### What is being asked
Copy all lines holding the word "blog" from the entries.

-------- Data to process

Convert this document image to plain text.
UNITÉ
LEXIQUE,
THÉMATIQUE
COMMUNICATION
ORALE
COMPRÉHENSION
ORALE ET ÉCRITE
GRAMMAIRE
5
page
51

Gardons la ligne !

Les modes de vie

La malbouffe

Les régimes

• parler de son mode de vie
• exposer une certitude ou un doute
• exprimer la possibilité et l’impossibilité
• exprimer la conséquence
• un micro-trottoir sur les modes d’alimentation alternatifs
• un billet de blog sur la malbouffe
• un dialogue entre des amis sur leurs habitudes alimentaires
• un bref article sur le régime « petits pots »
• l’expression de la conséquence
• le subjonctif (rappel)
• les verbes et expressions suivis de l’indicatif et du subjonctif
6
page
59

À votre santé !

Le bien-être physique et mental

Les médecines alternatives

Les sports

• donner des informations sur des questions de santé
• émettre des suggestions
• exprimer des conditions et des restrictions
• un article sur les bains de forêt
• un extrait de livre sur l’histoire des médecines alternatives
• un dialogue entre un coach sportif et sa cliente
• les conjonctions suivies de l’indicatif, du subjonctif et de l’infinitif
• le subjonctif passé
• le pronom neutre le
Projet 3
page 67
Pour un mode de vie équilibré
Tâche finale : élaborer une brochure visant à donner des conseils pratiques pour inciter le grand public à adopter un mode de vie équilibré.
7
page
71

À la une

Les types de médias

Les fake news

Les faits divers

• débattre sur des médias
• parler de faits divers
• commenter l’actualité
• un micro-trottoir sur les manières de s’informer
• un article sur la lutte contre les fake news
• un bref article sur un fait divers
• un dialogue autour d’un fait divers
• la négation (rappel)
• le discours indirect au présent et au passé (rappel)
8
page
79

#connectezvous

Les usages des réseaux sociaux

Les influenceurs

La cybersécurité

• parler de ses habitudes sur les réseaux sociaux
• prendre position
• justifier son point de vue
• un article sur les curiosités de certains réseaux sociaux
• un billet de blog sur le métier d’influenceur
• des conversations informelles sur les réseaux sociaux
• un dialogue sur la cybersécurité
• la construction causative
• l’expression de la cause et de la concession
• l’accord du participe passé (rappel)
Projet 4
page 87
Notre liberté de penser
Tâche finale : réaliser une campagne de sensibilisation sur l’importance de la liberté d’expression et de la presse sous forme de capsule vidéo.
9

----------------

### Complete response
• un billet de blog sur la malbouffe
• un billet de blog sur le métier d’influenceur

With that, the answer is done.